■ Challenge
Filter the listing below, copying every line in which the word "Coanda" appears.

==== Entries ====

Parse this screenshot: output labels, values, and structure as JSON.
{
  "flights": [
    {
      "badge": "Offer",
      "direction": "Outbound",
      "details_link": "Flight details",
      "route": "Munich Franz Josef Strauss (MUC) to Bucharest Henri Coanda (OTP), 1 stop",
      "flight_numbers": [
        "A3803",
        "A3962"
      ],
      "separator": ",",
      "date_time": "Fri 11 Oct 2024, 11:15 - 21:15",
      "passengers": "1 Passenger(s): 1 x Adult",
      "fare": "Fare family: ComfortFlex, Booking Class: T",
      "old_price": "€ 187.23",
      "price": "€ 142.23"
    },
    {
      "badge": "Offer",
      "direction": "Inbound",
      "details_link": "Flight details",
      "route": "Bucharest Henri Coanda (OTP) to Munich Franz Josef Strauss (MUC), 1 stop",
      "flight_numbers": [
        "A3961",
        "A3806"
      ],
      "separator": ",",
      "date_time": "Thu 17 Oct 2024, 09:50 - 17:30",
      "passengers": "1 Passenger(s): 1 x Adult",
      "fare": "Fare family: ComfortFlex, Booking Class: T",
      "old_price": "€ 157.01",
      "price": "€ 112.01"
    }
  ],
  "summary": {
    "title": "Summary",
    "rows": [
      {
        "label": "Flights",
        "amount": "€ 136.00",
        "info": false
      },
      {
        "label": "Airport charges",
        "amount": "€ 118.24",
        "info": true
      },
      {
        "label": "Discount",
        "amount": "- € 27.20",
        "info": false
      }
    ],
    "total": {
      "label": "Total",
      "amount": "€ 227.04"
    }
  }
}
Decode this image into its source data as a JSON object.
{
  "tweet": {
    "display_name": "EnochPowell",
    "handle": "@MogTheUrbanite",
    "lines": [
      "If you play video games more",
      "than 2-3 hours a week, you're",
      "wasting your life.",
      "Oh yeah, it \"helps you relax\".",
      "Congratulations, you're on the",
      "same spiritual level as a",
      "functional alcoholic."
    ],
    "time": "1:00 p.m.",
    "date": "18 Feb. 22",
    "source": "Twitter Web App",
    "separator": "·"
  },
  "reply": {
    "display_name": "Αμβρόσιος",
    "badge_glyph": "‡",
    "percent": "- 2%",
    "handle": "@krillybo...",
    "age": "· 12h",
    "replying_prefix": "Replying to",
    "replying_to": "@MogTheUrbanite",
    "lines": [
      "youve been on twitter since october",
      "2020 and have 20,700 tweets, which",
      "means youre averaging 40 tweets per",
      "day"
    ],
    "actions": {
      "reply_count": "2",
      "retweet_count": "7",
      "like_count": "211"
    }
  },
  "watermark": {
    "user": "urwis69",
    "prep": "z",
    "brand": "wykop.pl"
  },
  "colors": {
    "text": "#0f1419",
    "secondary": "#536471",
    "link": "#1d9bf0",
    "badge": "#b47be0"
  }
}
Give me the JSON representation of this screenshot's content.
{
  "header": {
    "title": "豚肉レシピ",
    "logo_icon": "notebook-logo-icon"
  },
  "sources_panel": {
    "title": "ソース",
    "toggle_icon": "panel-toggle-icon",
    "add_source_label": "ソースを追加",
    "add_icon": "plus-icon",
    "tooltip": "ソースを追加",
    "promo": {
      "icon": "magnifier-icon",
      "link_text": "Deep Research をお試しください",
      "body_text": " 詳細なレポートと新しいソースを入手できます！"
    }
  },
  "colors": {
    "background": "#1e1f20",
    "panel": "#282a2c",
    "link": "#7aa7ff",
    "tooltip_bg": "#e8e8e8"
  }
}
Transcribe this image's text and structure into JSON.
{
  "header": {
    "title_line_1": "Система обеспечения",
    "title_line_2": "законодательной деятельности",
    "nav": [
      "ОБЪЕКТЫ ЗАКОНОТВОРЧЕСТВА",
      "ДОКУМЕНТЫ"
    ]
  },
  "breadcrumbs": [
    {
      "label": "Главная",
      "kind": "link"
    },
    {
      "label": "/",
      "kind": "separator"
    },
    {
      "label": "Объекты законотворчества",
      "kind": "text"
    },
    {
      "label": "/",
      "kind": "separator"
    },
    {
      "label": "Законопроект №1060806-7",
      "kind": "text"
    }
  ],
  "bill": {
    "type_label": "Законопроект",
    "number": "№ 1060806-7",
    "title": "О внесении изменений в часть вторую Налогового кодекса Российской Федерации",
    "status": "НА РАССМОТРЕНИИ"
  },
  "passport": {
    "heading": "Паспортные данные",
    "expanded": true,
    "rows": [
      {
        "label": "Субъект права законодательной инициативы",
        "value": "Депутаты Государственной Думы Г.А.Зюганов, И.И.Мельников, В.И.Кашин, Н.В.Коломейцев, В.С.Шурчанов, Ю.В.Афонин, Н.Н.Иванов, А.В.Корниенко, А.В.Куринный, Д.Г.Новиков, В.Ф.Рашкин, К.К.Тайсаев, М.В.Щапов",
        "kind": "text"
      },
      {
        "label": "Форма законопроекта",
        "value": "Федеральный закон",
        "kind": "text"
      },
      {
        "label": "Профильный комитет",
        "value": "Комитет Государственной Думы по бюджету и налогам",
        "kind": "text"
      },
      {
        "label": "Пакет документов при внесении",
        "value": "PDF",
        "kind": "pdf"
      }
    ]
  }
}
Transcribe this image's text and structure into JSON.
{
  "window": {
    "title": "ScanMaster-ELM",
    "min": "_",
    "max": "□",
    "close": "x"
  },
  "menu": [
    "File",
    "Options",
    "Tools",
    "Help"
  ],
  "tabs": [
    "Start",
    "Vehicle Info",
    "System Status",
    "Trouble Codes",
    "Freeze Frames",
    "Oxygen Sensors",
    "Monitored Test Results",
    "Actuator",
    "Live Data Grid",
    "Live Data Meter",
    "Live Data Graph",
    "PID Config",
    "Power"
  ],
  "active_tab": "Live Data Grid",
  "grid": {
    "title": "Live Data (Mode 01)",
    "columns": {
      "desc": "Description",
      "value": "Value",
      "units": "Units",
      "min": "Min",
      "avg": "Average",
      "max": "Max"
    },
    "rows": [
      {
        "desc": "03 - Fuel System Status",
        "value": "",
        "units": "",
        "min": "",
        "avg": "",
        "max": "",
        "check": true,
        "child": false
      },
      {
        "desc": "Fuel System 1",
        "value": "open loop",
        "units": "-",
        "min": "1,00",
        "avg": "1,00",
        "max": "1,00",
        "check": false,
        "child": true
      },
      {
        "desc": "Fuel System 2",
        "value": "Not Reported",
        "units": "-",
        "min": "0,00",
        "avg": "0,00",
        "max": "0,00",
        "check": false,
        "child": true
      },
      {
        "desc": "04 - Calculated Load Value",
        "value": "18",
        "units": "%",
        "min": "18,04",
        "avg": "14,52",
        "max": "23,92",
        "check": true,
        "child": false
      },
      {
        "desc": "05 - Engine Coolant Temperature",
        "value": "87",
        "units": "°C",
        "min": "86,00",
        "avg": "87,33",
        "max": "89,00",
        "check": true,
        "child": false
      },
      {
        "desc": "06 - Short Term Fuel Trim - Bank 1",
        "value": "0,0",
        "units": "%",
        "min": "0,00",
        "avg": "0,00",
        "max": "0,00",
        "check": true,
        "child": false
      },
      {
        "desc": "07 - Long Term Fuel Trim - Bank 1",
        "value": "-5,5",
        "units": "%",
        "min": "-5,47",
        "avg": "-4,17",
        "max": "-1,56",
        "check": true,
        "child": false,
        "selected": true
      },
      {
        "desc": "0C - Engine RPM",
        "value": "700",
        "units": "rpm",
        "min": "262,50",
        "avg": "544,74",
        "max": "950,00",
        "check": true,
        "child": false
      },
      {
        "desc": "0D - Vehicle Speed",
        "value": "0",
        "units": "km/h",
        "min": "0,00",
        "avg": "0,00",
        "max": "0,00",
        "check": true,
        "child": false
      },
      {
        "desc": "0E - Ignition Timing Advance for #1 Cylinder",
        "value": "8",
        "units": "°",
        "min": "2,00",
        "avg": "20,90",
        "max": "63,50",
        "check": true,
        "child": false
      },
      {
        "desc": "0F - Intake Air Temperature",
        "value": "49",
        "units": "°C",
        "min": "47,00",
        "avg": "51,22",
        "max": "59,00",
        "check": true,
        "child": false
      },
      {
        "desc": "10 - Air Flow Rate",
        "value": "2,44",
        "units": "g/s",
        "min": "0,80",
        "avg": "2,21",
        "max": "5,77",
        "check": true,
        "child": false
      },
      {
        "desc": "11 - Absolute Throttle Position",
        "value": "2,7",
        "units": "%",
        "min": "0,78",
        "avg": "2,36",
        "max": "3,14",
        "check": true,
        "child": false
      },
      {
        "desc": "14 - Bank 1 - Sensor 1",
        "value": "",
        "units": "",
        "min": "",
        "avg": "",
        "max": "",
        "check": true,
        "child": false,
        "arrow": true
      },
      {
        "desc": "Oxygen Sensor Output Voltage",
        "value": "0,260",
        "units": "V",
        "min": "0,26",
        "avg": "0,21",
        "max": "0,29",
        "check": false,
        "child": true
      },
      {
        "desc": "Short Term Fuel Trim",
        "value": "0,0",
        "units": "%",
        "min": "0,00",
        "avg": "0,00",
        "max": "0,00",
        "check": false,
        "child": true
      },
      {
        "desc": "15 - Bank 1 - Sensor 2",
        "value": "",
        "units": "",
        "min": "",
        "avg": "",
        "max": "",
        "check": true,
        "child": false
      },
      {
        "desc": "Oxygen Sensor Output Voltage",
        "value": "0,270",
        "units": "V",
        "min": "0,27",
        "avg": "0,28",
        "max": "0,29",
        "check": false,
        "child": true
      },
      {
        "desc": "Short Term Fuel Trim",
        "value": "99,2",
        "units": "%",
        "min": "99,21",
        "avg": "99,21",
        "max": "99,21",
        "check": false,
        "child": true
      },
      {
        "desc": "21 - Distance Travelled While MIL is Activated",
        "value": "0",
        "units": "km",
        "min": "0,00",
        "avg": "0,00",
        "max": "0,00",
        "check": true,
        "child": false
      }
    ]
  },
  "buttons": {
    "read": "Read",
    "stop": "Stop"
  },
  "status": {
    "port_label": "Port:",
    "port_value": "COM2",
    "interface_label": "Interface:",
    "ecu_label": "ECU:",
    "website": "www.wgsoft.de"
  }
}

====

■ Final result
      "route": "Munich Franz Josef Strauss (MUC) to Bucharest Henri Coanda (OTP), 1 stop",
      "route": "Bucharest Henri Coanda (OTP) to Munich Franz Josef Strauss (MUC), 1 stop",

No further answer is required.